— begin —

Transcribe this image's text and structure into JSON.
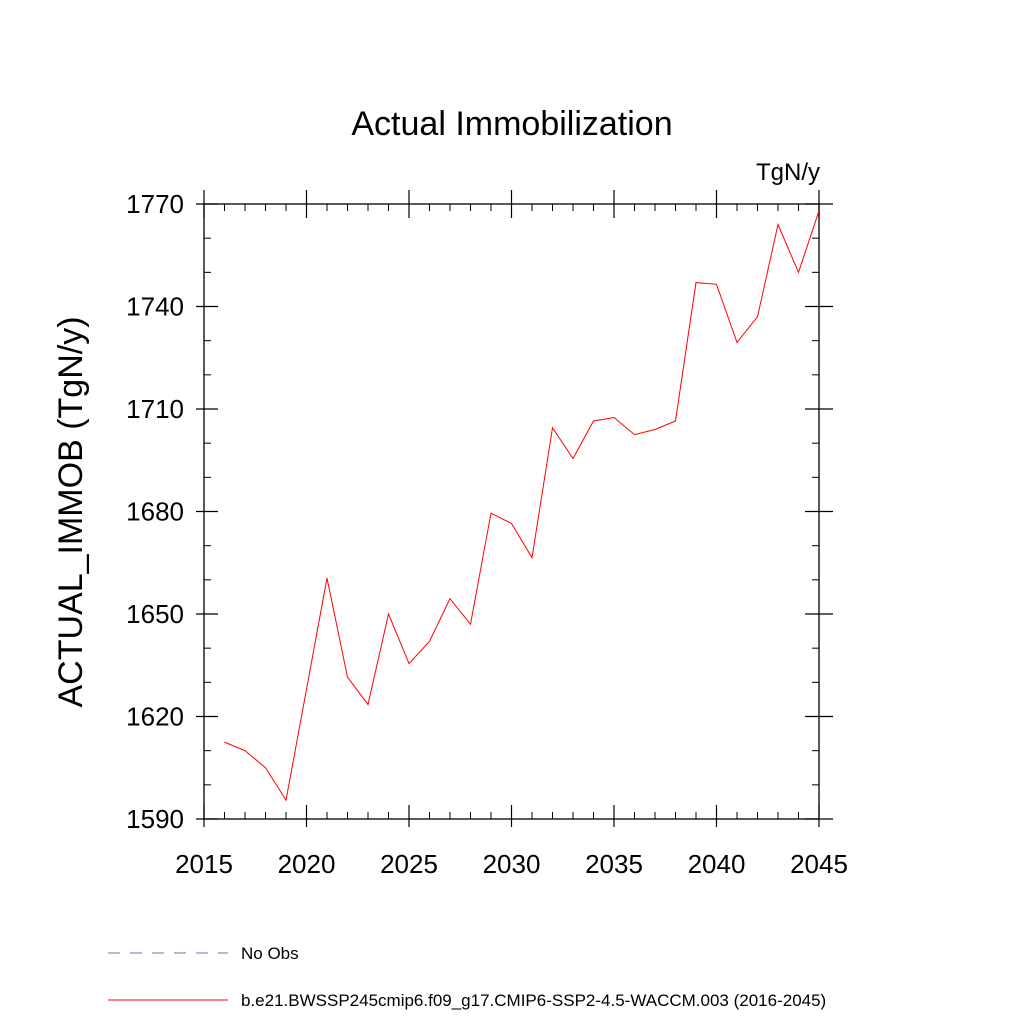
{
  "chart_data": {
    "type": "line",
    "title": "Actual Immobilization",
    "units": "TgN/y",
    "ylabel": "ACTUAL_IMMOB  (TgN/y)",
    "xlabel": "",
    "xlim": [
      2015,
      2045
    ],
    "ylim": [
      1590,
      1770
    ],
    "x_ticks": [
      2015,
      2020,
      2025,
      2030,
      2035,
      2040,
      2045
    ],
    "y_ticks": [
      1590,
      1620,
      1650,
      1680,
      1710,
      1740,
      1770
    ],
    "x_tick_labels": [
      "2015",
      "2020",
      "2025",
      "2030",
      "2035",
      "2040",
      "2045"
    ],
    "y_tick_labels": [
      "1590",
      "1620",
      "1650",
      "1680",
      "1710",
      "1740",
      "1770"
    ],
    "x_minor_step": 1,
    "y_minor_step": 10,
    "grid": false,
    "legend_position": "bottom",
    "series": [
      {
        "name": "b.e21.BWSSP245cmip6.f09_g17.CMIP6-SSP2-4.5-WACCM.003 (2016-2045)",
        "color": "#ff0000",
        "style": "solid",
        "x": [
          2016,
          2017,
          2018,
          2019,
          2020,
          2021,
          2022,
          2023,
          2024,
          2025,
          2026,
          2027,
          2028,
          2029,
          2030,
          2031,
          2032,
          2033,
          2034,
          2035,
          2036,
          2037,
          2038,
          2039,
          2040,
          2041,
          2042,
          2043,
          2044,
          2045
        ],
        "values": [
          1612.5,
          1610,
          1605,
          1595.5,
          1628,
          1660.5,
          1631.5,
          1623.5,
          1650,
          1635.5,
          1642,
          1654.5,
          1647,
          1679.5,
          1676.5,
          1666.5,
          1704.5,
          1695.5,
          1706.5,
          1707.5,
          1702.5,
          1704,
          1706.5,
          1747,
          1746.5,
          1729.5,
          1737,
          1764,
          1750,
          1768
        ]
      },
      {
        "name": "No Obs",
        "color": "#7b68b0",
        "style": "dashed",
        "x": [],
        "values": []
      }
    ],
    "legend": [
      {
        "label": "No Obs",
        "color": "#7b68b0",
        "style": "dashed"
      },
      {
        "label": "b.e21.BWSSP245cmip6.f09_g17.CMIP6-SSP2-4.5-WACCM.003 (2016-2045)",
        "color": "#ff0000",
        "style": "solid"
      }
    ]
  }
}
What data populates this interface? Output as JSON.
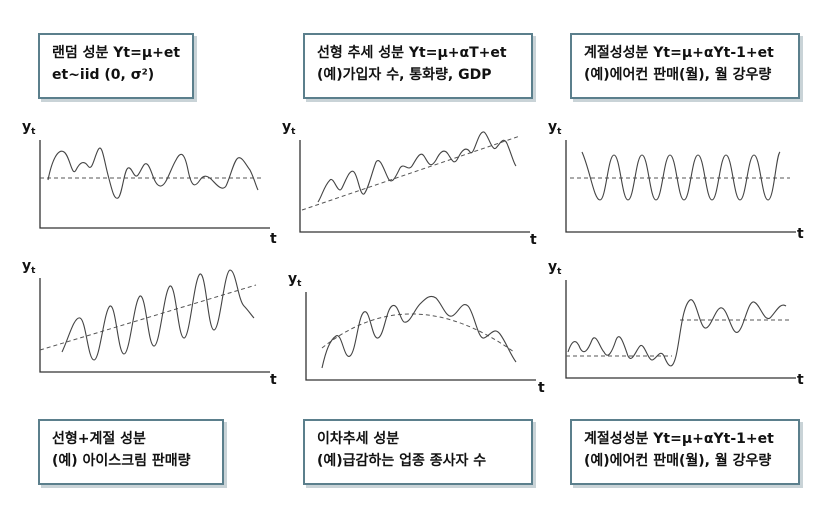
{
  "boxes": {
    "random": {
      "line1": "랜덤 성분 Yt=μ+et",
      "line2": "et~iid (0, σ²)"
    },
    "linear_trend": {
      "line1": "선형 추세 성분 Yt=μ+αT+et",
      "line2": "(예)가입자 수, 통화량, GDP"
    },
    "seasonal_top": {
      "line1": "계절성성분 Yt=μ+αYt-1+et",
      "line2": "(예)에어컨 판매(월), 월 강우량"
    },
    "linear_seasonal": {
      "line1": "선형+계절 성분",
      "line2": "(예) 아이스크림 판매량"
    },
    "quadratic_trend": {
      "line1": "이차추세 성분",
      "line2": "(예)급감하는 업종 종사자 수"
    },
    "seasonal_bottom": {
      "line1": "계절성성분 Yt=μ+αYt-1+et",
      "line2": "(예)에어컨 판매(월), 월 강우량"
    }
  },
  "axes": {
    "y_main": "y",
    "y_sub": "t",
    "x": "t"
  },
  "colors": {
    "box_border": "#5b7f8c",
    "line": "#444444"
  }
}
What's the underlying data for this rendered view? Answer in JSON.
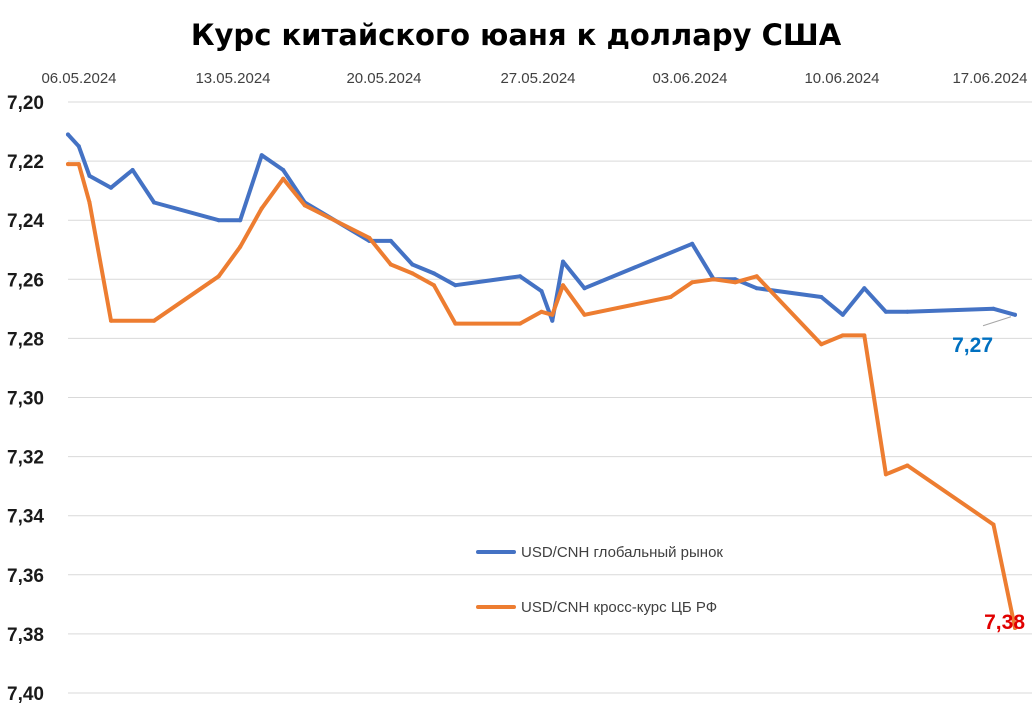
{
  "chart_data": {
    "type": "line",
    "title": "Курс китайского юаня к доллару США",
    "x_axis_position": "top",
    "x_tick_labels": [
      "06.05.2024",
      "13.05.2024",
      "20.05.2024",
      "27.05.2024",
      "03.06.2024",
      "10.06.2024",
      "17.06.2024"
    ],
    "y_tick_labels": [
      "7,20",
      "7,22",
      "7,24",
      "7,26",
      "7,28",
      "7,30",
      "7,32",
      "7,34",
      "7,36",
      "7,38",
      "7,40"
    ],
    "y_inverted": true,
    "ylim": [
      7.2,
      7.4
    ],
    "xlim": [
      "2024-05-06",
      "2024-06-19"
    ],
    "grid": true,
    "legend_position": "bottom-right",
    "series": [
      {
        "name": "USD/CNH глобальный рынок",
        "color": "#4472C4",
        "points": [
          [
            "2024-05-06",
            7.211
          ],
          [
            "2024-05-06T12:00",
            7.215
          ],
          [
            "2024-05-07",
            7.225
          ],
          [
            "2024-05-08",
            7.229
          ],
          [
            "2024-05-09",
            7.223
          ],
          [
            "2024-05-10",
            7.234
          ],
          [
            "2024-05-13",
            7.24
          ],
          [
            "2024-05-14",
            7.24
          ],
          [
            "2024-05-15",
            7.218
          ],
          [
            "2024-05-16",
            7.223
          ],
          [
            "2024-05-17",
            7.234
          ],
          [
            "2024-05-20",
            7.247
          ],
          [
            "2024-05-21",
            7.247
          ],
          [
            "2024-05-22",
            7.255
          ],
          [
            "2024-05-23",
            7.258
          ],
          [
            "2024-05-24",
            7.262
          ],
          [
            "2024-05-27",
            7.259
          ],
          [
            "2024-05-28",
            7.264
          ],
          [
            "2024-05-28T12:00",
            7.274
          ],
          [
            "2024-05-29",
            7.254
          ],
          [
            "2024-05-30",
            7.263
          ],
          [
            "2024-06-04",
            7.248
          ],
          [
            "2024-06-05",
            7.26
          ],
          [
            "2024-06-06",
            7.26
          ],
          [
            "2024-06-07",
            7.263
          ],
          [
            "2024-06-10",
            7.266
          ],
          [
            "2024-06-11",
            7.272
          ],
          [
            "2024-06-12",
            7.263
          ],
          [
            "2024-06-13",
            7.271
          ],
          [
            "2024-06-14",
            7.271
          ],
          [
            "2024-06-18",
            7.27
          ],
          [
            "2024-06-19",
            7.272
          ]
        ]
      },
      {
        "name": "USD/CNH кросс-курс ЦБ РФ",
        "color": "#ED7D31",
        "points": [
          [
            "2024-05-06",
            7.221
          ],
          [
            "2024-05-06T12:00",
            7.221
          ],
          [
            "2024-05-07",
            7.234
          ],
          [
            "2024-05-08",
            7.274
          ],
          [
            "2024-05-10",
            7.274
          ],
          [
            "2024-05-13",
            7.259
          ],
          [
            "2024-05-14",
            7.249
          ],
          [
            "2024-05-15",
            7.236
          ],
          [
            "2024-05-16",
            7.226
          ],
          [
            "2024-05-17",
            7.235
          ],
          [
            "2024-05-20",
            7.246
          ],
          [
            "2024-05-21",
            7.255
          ],
          [
            "2024-05-22",
            7.258
          ],
          [
            "2024-05-23",
            7.262
          ],
          [
            "2024-05-24",
            7.275
          ],
          [
            "2024-05-27",
            7.275
          ],
          [
            "2024-05-28",
            7.271
          ],
          [
            "2024-05-28T12:00",
            7.272
          ],
          [
            "2024-05-29",
            7.262
          ],
          [
            "2024-05-30",
            7.272
          ],
          [
            "2024-06-03",
            7.266
          ],
          [
            "2024-06-04",
            7.261
          ],
          [
            "2024-06-05",
            7.26
          ],
          [
            "2024-06-06",
            7.261
          ],
          [
            "2024-06-07",
            7.259
          ],
          [
            "2024-06-10",
            7.282
          ],
          [
            "2024-06-11",
            7.279
          ],
          [
            "2024-06-12",
            7.279
          ],
          [
            "2024-06-13",
            7.326
          ],
          [
            "2024-06-14",
            7.323
          ],
          [
            "2024-06-18",
            7.343
          ],
          [
            "2024-06-19",
            7.378
          ]
        ]
      }
    ],
    "annotations": [
      {
        "text": "7,27",
        "series": 0,
        "color": "#0070C0"
      },
      {
        "text": "7,38",
        "series": 1,
        "color": "#E00000"
      }
    ]
  }
}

— end —

▸ BRIEF
Read through the entries and copy each line in which "What" appears.

▸ TASK SOLUTION
What data populates this interface? Output as JSON.
What's the underlying data for this rendered view? Answer in JSON.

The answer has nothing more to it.